WORK TO COMPLETE:
Reproduce all entries precisely as they are written.

——————

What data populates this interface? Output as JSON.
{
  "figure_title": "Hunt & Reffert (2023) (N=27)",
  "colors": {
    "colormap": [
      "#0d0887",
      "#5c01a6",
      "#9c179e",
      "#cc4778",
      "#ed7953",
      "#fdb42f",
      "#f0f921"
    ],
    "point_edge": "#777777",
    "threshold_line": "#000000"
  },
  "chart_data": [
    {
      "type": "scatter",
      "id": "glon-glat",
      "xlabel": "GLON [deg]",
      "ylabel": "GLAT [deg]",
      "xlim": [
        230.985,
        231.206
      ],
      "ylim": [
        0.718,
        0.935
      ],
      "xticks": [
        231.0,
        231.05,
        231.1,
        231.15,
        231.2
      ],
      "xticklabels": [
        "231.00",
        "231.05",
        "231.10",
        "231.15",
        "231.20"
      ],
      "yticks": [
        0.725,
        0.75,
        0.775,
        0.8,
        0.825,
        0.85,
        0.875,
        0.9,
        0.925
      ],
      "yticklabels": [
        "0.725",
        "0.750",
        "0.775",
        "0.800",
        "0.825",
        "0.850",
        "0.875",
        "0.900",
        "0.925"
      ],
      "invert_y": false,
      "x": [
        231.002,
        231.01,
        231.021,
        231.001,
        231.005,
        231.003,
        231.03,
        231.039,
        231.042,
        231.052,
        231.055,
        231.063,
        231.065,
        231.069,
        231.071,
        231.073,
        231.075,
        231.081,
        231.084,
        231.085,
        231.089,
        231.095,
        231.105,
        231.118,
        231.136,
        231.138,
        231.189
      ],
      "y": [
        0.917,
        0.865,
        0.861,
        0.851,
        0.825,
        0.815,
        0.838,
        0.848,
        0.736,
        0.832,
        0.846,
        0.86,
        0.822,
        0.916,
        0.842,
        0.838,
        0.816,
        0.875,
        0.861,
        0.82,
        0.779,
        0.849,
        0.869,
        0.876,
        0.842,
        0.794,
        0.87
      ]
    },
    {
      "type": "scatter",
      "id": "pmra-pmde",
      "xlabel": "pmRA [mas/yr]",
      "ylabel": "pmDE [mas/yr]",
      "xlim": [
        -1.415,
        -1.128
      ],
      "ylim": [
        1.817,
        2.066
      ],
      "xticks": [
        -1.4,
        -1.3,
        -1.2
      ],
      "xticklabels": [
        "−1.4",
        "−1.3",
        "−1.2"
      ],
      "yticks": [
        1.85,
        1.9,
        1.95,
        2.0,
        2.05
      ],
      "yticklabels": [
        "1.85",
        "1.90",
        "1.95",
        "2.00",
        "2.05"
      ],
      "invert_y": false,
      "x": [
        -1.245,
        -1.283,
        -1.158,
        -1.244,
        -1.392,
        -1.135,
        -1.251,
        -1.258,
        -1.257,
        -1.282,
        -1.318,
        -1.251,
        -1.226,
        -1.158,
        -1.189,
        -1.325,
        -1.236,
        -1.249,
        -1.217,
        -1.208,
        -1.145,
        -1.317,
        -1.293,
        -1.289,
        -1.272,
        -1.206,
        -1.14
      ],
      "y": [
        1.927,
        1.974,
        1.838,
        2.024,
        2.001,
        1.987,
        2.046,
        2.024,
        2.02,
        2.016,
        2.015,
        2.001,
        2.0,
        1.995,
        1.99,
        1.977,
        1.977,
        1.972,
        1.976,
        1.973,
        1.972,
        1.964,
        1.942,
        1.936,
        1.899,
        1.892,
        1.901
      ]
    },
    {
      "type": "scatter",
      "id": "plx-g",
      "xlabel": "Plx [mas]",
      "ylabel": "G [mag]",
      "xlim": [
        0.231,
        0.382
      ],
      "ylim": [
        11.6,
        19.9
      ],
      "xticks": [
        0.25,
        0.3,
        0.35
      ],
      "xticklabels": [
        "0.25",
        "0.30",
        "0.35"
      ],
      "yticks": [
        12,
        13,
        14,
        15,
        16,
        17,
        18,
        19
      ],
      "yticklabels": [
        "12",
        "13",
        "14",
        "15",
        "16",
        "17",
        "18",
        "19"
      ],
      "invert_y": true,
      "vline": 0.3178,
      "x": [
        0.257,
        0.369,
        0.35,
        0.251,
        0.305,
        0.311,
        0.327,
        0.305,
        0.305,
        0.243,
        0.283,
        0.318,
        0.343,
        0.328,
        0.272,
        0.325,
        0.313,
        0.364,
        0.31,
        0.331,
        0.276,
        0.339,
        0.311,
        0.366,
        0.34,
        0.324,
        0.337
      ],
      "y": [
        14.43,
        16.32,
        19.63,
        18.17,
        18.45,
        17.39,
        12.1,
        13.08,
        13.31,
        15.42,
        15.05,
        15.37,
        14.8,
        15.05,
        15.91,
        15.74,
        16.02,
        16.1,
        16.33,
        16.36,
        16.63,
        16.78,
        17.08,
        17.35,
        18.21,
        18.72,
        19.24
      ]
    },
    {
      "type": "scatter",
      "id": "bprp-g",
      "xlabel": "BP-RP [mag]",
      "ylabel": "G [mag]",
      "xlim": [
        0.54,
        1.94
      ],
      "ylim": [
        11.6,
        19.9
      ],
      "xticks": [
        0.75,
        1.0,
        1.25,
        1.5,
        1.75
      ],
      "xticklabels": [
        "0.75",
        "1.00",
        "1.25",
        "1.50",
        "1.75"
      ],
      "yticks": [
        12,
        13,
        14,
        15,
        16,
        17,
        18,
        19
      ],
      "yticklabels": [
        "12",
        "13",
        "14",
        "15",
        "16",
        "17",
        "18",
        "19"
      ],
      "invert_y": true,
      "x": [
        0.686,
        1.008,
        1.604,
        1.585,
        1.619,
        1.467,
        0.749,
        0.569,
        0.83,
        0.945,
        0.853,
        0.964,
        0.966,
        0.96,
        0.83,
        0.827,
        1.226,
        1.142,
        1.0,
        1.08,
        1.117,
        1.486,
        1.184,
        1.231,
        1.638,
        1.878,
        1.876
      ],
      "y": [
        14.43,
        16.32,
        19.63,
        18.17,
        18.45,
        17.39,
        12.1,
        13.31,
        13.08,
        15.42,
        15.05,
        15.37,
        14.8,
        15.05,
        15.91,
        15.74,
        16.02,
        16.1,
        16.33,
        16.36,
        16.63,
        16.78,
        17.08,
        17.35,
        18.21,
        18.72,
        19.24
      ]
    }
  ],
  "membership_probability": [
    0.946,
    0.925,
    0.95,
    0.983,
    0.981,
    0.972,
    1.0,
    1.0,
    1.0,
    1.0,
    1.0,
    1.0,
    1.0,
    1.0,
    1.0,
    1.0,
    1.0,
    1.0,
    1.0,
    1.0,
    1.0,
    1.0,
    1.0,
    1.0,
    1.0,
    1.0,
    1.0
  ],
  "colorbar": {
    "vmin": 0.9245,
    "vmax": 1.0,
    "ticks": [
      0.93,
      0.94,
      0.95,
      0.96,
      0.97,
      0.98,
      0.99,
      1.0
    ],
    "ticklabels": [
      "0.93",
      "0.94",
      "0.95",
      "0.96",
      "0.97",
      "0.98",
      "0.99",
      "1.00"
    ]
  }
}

——————

RESULT OF THE TASK:
What data populates this interface? Output as JSON.
{
  "figure_title": "Hunt & Reffert (2023) (N=27)",
  "colors": {
    "colormap": [
      "#0d0887",
      "#5c01a6",
      "#9c179e",
      "#cc4778",
      "#ed7953",
      "#fdb42f",
      "#f0f921"
    ],
    "point_edge": "#777777",
    "threshold_line": "#000000"
  },
  "chart_data": [
    {
      "type": "scatter",
      "id": "glon-glat",
      "xlabel": "GLON [deg]",
      "ylabel": "GLAT [deg]",
      "xlim": [
        230.985,
        231.206
      ],
      "ylim": [
        0.718,
        0.935
      ],
      "xticks": [
        231.0,
        231.05,
        231.1,
        231.15,
        231.2
      ],
      "xticklabels": [
        "231.00",
        "231.05",
        "231.10",
        "231.15",
        "231.20"
      ],
      "yticks": [
        0.725,
        0.75,
        0.775,
        0.8,
        0.825,
        0.85,
        0.875,
        0.9,
        0.925
      ],
      "yticklabels": [
        "0.725",
        "0.750",
        "0.775",
        "0.800",
        "0.825",
        "0.850",
        "0.875",
        "0.900",
        "0.925"
      ],
      "invert_y": false,
      "x": [
        231.002,
        231.01,
        231.021,
        231.001,
        231.005,
        231.003,
        231.03,
        231.039,
        231.042,
        231.052,
        231.055,
        231.063,
        231.065,
        231.069,
        231.071,
        231.073,
        231.075,
        231.081,
        231.084,
        231.085,
        231.089,
        231.095,
        231.105,
        231.118,
        231.136,
        231.138,
        231.189
      ],
      "y": [
        0.917,
        0.865,
        0.861,
        0.851,
        0.825,
        0.815,
        0.838,
        0.848,
        0.736,
        0.832,
        0.846,
        0.86,
        0.822,
        0.916,
        0.842,
        0.838,
        0.816,
        0.875,
        0.861,
        0.82,
        0.779,
        0.849,
        0.869,
        0.876,
        0.842,
        0.794,
        0.87
      ]
    },
    {
      "type": "scatter",
      "id": "pmra-pmde",
      "xlabel": "pmRA [mas/yr]",
      "ylabel": "pmDE [mas/yr]",
      "xlim": [
        -1.415,
        -1.128
      ],
      "ylim": [
        1.817,
        2.066
      ],
      "xticks": [
        -1.4,
        -1.3,
        -1.2
      ],
      "xticklabels": [
        "−1.4",
        "−1.3",
        "−1.2"
      ],
      "yticks": [
        1.85,
        1.9,
        1.95,
        2.0,
        2.05
      ],
      "yticklabels": [
        "1.85",
        "1.90",
        "1.95",
        "2.00",
        "2.05"
      ],
      "invert_y": false,
      "x": [
        -1.245,
        -1.283,
        -1.158,
        -1.244,
        -1.392,
        -1.135,
        -1.251,
        -1.258,
        -1.257,
        -1.282,
        -1.318,
        -1.251,
        -1.226,
        -1.158,
        -1.189,
        -1.325,
        -1.236,
        -1.249,
        -1.217,
        -1.208,
        -1.145,
        -1.317,
        -1.293,
        -1.289,
        -1.272,
        -1.206,
        -1.14
      ],
      "y": [
        1.927,
        1.974,
        1.838,
        2.024,
        2.001,
        1.987,
        2.046,
        2.024,
        2.02,
        2.016,
        2.015,
        2.001,
        2.0,
        1.995,
        1.99,
        1.977,
        1.977,
        1.972,
        1.976,
        1.973,
        1.972,
        1.964,
        1.942,
        1.936,
        1.899,
        1.892,
        1.901
      ]
    },
    {
      "type": "scatter",
      "id": "plx-g",
      "xlabel": "Plx [mas]",
      "ylabel": "G [mag]",
      "xlim": [
        0.231,
        0.382
      ],
      "ylim": [
        11.6,
        19.9
      ],
      "xticks": [
        0.25,
        0.3,
        0.35
      ],
      "xticklabels": [
        "0.25",
        "0.30",
        "0.35"
      ],
      "yticks": [
        12,
        13,
        14,
        15,
        16,
        17,
        18,
        19
      ],
      "yticklabels": [
        "12",
        "13",
        "14",
        "15",
        "16",
        "17",
        "18",
        "19"
      ],
      "invert_y": true,
      "vline": 0.3178,
      "x": [
        0.257,
        0.369,
        0.35,
        0.251,
        0.305,
        0.311,
        0.327,
        0.305,
        0.305,
        0.243,
        0.283,
        0.318,
        0.343,
        0.328,
        0.272,
        0.325,
        0.313,
        0.364,
        0.31,
        0.331,
        0.276,
        0.339,
        0.311,
        0.366,
        0.34,
        0.324,
        0.337
      ],
      "y": [
        14.43,
        16.32,
        19.63,
        18.17,
        18.45,
        17.39,
        12.1,
        13.08,
        13.31,
        15.42,
        15.05,
        15.37,
        14.8,
        15.05,
        15.91,
        15.74,
        16.02,
        16.1,
        16.33,
        16.36,
        16.63,
        16.78,
        17.08,
        17.35,
        18.21,
        18.72,
        19.24
      ]
    },
    {
      "type": "scatter",
      "id": "bprp-g",
      "xlabel": "BP-RP [mag]",
      "ylabel": "G [mag]",
      "xlim": [
        0.54,
        1.94
      ],
      "ylim": [
        11.6,
        19.9
      ],
      "xticks": [
        0.75,
        1.0,
        1.25,
        1.5,
        1.75
      ],
      "xticklabels": [
        "0.75",
        "1.00",
        "1.25",
        "1.50",
        "1.75"
      ],
      "yticks": [
        12,
        13,
        14,
        15,
        16,
        17,
        18,
        19
      ],
      "yticklabels": [
        "12",
        "13",
        "14",
        "15",
        "16",
        "17",
        "18",
        "19"
      ],
      "invert_y": true,
      "x": [
        0.686,
        1.008,
        1.604,
        1.585,
        1.619,
        1.467,
        0.749,
        0.569,
        0.83,
        0.945,
        0.853,
        0.964,
        0.966,
        0.96,
        0.83,
        0.827,
        1.226,
        1.142,
        1.0,
        1.08,
        1.117,
        1.486,
        1.184,
        1.231,
        1.638,
        1.878,
        1.876
      ],
      "y": [
        14.43,
        16.32,
        19.63,
        18.17,
        18.45,
        17.39,
        12.1,
        13.31,
        13.08,
        15.42,
        15.05,
        15.37,
        14.8,
        15.05,
        15.91,
        15.74,
        16.02,
        16.1,
        16.33,
        16.36,
        16.63,
        16.78,
        17.08,
        17.35,
        18.21,
        18.72,
        19.24
      ]
    }
  ],
  "membership_probability": [
    0.946,
    0.925,
    0.95,
    0.983,
    0.981,
    0.972,
    1.0,
    1.0,
    1.0,
    1.0,
    1.0,
    1.0,
    1.0,
    1.0,
    1.0,
    1.0,
    1.0,
    1.0,
    1.0,
    1.0,
    1.0,
    1.0,
    1.0,
    1.0,
    1.0,
    1.0,
    1.0
  ],
  "colorbar": {
    "vmin": 0.9245,
    "vmax": 1.0,
    "ticks": [
      0.93,
      0.94,
      0.95,
      0.96,
      0.97,
      0.98,
      0.99,
      1.0
    ],
    "ticklabels": [
      "0.93",
      "0.94",
      "0.95",
      "0.96",
      "0.97",
      "0.98",
      "0.99",
      "1.00"
    ]
  }
}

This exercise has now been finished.